--- Problem description ---
Write out each line of the material again, word for word.

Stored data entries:

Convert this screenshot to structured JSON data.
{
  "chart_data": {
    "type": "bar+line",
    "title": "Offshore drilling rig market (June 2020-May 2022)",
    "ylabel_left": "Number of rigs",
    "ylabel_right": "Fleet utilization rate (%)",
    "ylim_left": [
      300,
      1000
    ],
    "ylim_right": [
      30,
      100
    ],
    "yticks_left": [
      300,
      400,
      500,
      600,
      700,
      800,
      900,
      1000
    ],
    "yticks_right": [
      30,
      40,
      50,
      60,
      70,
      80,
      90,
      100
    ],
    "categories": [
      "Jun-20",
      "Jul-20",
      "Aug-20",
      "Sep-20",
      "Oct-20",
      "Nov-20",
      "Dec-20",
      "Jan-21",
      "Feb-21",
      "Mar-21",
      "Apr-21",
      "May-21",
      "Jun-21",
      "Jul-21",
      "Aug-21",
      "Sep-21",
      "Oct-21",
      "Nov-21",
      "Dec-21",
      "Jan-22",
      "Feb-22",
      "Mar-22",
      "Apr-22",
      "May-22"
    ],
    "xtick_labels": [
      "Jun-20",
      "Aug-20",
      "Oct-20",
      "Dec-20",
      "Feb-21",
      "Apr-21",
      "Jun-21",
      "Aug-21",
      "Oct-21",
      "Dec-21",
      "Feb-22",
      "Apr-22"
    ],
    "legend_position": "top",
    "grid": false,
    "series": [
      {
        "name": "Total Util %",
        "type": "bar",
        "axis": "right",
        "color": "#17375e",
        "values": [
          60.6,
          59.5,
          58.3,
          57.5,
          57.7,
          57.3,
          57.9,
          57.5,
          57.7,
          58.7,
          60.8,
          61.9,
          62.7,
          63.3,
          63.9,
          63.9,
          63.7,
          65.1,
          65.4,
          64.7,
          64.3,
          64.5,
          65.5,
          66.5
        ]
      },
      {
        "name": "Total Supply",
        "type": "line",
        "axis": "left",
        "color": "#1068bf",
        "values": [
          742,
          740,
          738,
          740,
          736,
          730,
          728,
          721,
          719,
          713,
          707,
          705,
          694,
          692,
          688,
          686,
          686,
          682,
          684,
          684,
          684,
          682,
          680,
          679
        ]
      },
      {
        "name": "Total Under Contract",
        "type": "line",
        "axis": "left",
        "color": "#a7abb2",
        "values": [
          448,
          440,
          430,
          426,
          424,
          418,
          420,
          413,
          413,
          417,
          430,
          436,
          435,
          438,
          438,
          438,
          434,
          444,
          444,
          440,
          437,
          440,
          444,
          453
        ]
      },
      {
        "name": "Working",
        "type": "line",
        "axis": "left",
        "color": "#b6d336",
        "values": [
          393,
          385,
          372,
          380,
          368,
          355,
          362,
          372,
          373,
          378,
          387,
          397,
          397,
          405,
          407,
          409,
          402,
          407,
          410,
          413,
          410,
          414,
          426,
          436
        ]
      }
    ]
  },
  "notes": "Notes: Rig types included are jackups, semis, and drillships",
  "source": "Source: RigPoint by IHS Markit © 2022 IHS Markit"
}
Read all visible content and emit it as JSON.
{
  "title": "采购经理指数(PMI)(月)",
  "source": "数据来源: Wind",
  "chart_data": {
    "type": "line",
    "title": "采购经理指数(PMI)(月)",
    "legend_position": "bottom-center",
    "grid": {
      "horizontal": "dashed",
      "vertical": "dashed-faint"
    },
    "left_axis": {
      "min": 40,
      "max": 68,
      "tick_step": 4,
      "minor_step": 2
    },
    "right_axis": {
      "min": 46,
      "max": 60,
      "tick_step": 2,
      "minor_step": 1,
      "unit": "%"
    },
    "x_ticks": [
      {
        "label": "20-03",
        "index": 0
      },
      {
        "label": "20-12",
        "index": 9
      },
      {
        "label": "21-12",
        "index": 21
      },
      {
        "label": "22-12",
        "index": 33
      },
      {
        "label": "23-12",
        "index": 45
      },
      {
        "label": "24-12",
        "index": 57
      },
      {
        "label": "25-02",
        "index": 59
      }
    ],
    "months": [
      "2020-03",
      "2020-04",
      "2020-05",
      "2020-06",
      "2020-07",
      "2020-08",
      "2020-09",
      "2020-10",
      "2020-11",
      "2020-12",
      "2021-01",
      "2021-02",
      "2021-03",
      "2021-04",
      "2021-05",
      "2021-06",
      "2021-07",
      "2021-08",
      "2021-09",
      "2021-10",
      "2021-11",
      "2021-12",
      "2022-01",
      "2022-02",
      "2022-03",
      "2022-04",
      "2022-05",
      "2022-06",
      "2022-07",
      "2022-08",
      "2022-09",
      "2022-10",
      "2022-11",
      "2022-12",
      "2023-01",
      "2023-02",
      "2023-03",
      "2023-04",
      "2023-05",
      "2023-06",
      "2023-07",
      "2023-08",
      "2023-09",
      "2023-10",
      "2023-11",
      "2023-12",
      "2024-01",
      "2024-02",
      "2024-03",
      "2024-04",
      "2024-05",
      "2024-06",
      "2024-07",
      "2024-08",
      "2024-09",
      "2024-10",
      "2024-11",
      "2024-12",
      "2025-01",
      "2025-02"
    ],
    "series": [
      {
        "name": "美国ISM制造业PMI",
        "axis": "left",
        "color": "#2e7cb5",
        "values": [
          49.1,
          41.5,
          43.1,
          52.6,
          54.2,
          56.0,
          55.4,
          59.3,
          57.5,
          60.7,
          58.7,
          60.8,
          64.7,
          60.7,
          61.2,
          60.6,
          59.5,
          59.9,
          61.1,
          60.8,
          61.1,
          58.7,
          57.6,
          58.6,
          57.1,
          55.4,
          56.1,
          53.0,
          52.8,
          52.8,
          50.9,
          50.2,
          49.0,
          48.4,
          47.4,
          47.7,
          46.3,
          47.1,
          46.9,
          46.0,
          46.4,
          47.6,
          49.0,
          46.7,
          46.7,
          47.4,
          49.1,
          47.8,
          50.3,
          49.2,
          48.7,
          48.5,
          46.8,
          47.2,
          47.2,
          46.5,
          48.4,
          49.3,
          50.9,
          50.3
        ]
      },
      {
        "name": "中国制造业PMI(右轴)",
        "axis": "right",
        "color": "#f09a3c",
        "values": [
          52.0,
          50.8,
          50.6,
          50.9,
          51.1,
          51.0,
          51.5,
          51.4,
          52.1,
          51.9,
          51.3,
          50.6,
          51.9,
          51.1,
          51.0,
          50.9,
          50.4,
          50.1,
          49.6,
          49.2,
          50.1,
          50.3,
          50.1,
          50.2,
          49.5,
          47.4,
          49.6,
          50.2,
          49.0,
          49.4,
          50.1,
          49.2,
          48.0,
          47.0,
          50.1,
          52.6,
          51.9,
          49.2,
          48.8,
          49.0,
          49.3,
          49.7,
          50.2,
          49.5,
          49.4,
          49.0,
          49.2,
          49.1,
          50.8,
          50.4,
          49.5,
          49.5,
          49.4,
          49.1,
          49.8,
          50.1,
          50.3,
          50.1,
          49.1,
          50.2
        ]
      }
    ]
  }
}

--- Response ---
Convert this screenshot to structured JSON data.
{
  "chart_data": {
    "type": "bar+line",
    "title": "Offshore drilling rig market (June 2020-May 2022)",
    "ylabel_left": "Number of rigs",
    "ylabel_right": "Fleet utilization rate (%)",
    "ylim_left": [
      300,
      1000
    ],
    "ylim_right": [
      30,
      100
    ],
    "yticks_left": [
      300,
      400,
      500,
      600,
      700,
      800,
      900,
      1000
    ],
    "yticks_right": [
      30,
      40,
      50,
      60,
      70,
      80,
      90,
      100
    ],
    "categories": [
      "Jun-20",
      "Jul-20",
      "Aug-20",
      "Sep-20",
      "Oct-20",
      "Nov-20",
      "Dec-20",
      "Jan-21",
      "Feb-21",
      "Mar-21",
      "Apr-21",
      "May-21",
      "Jun-21",
      "Jul-21",
      "Aug-21",
      "Sep-21",
      "Oct-21",
      "Nov-21",
      "Dec-21",
      "Jan-22",
      "Feb-22",
      "Mar-22",
      "Apr-22",
      "May-22"
    ],
    "xtick_labels": [
      "Jun-20",
      "Aug-20",
      "Oct-20",
      "Dec-20",
      "Feb-21",
      "Apr-21",
      "Jun-21",
      "Aug-21",
      "Oct-21",
      "Dec-21",
      "Feb-22",
      "Apr-22"
    ],
    "legend_position": "top",
    "grid": false,
    "series": [
      {
        "name": "Total Util %",
        "type": "bar",
        "axis": "right",
        "color": "#17375e",
        "values": [
          60.6,
          59.5,
          58.3,
          57.5,
          57.7,
          57.3,
          57.9,
          57.5,
          57.7,
          58.7,
          60.8,
          61.9,
          62.7,
          63.3,
          63.9,
          63.9,
          63.7,
          65.1,
          65.4,
          64.7,
          64.3,
          64.5,
          65.5,
          66.5
        ]
      },
      {
        "name": "Total Supply",
        "type": "line",
        "axis": "left",
        "color": "#1068bf",
        "values": [
          742,
          740,
          738,
          740,
          736,
          730,
          728,
          721,
          719,
          713,
          707,
          705,
          694,
          692,
          688,
          686,
          686,
          682,
          684,
          684,
          684,
          682,
          680,
          679
        ]
      },
      {
        "name": "Total Under Contract",
        "type": "line",
        "axis": "left",
        "color": "#a7abb2",
        "values": [
          448,
          440,
          430,
          426,
          424,
          418,
          420,
          413,
          413,
          417,
          430,
          436,
          435,
          438,
          438,
          438,
          434,
          444,
          444,
          440,
          437,
          440,
          444,
          453
        ]
      },
      {
        "name": "Working",
        "type": "line",
        "axis": "left",
        "color": "#b6d336",
        "values": [
          393,
          385,
          372,
          380,
          368,
          355,
          362,
          372,
          373,
          378,
          387,
          397,
          397,
          405,
          407,
          409,
          402,
          407,
          410,
          413,
          410,
          414,
          426,
          436
        ]
      }
    ]
  },
  "notes": "Notes: Rig types included are jackups, semis, and drillships",
  "source": "Source: RigPoint by IHS Markit © 2022 IHS Markit"
}
Read all visible content and emit it as JSON.
{
  "title": "采购经理指数(PMI)(月)",
  "source": "数据来源: Wind",
  "chart_data": {
    "type": "line",
    "title": "采购经理指数(PMI)(月)",
    "legend_position": "bottom-center",
    "grid": {
      "horizontal": "dashed",
      "vertical": "dashed-faint"
    },
    "left_axis": {
      "min": 40,
      "max": 68,
      "tick_step": 4,
      "minor_step": 2
    },
    "right_axis": {
      "min": 46,
      "max": 60,
      "tick_step": 2,
      "minor_step": 1,
      "unit": "%"
    },
    "x_ticks": [
      {
        "label": "20-03",
        "index": 0
      },
      {
        "label": "20-12",
        "index": 9
      },
      {
        "label": "21-12",
        "index": 21
      },
      {
        "label": "22-12",
        "index": 33
      },
      {
        "label": "23-12",
        "index": 45
      },
      {
        "label": "24-12",
        "index": 57
      },
      {
        "label": "25-02",
        "index": 59
      }
    ],
    "months": [
      "2020-03",
      "2020-04",
      "2020-05",
      "2020-06",
      "2020-07",
      "2020-08",
      "2020-09",
      "2020-10",
      "2020-11",
      "2020-12",
      "2021-01",
      "2021-02",
      "2021-03",
      "2021-04",
      "2021-05",
      "2021-06",
      "2021-07",
      "2021-08",
      "2021-09",
      "2021-10",
      "2021-11",
      "2021-12",
      "2022-01",
      "2022-02",
      "2022-03",
      "2022-04",
      "2022-05",
      "2022-06",
      "2022-07",
      "2022-08",
      "2022-09",
      "2022-10",
      "2022-11",
      "2022-12",
      "2023-01",
      "2023-02",
      "2023-03",
      "2023-04",
      "2023-05",
      "2023-06",
      "2023-07",
      "2023-08",
      "2023-09",
      "2023-10",
      "2023-11",
      "2023-12",
      "2024-01",
      "2024-02",
      "2024-03",
      "2024-04",
      "2024-05",
      "2024-06",
      "2024-07",
      "2024-08",
      "2024-09",
      "2024-10",
      "2024-11",
      "2024-12",
      "2025-01",
      "2025-02"
    ],
    "series": [
      {
        "name": "美国ISM制造业PMI",
        "axis": "left",
        "color": "#2e7cb5",
        "values": [
          49.1,
          41.5,
          43.1,
          52.6,
          54.2,
          56.0,
          55.4,
          59.3,
          57.5,
          60.7,
          58.7,
          60.8,
          64.7,
          60.7,
          61.2,
          60.6,
          59.5,
          59.9,
          61.1,
          60.8,
          61.1,
          58.7,
          57.6,
          58.6,
          57.1,
          55.4,
          56.1,
          53.0,
          52.8,
          52.8,
          50.9,
          50.2,
          49.0,
          48.4,
          47.4,
          47.7,
          46.3,
          47.1,
          46.9,
          46.0,
          46.4,
          47.6,
          49.0,
          46.7,
          46.7,
          47.4,
          49.1,
          47.8,
          50.3,
          49.2,
          48.7,
          48.5,
          46.8,
          47.2,
          47.2,
          46.5,
          48.4,
          49.3,
          50.9,
          50.3
        ]
      },
      {
        "name": "中国制造业PMI(右轴)",
        "axis": "right",
        "color": "#f09a3c",
        "values": [
          52.0,
          50.8,
          50.6,
          50.9,
          51.1,
          51.0,
          51.5,
          51.4,
          52.1,
          51.9,
          51.3,
          50.6,
          51.9,
          51.1,
          51.0,
          50.9,
          50.4,
          50.1,
          49.6,
          49.2,
          50.1,
          50.3,
          50.1,
          50.2,
          49.5,
          47.4,
          49.6,
          50.2,
          49.0,
          49.4,
          50.1,
          49.2,
          48.0,
          47.0,
          50.1,
          52.6,
          51.9,
          49.2,
          48.8,
          49.0,
          49.3,
          49.7,
          50.2,
          49.5,
          49.4,
          49.0,
          49.2,
          49.1,
          50.8,
          50.4,
          49.5,
          49.5,
          49.4,
          49.1,
          49.8,
          50.1,
          50.3,
          50.1,
          49.1,
          50.2
        ]
      }
    ]
  }
}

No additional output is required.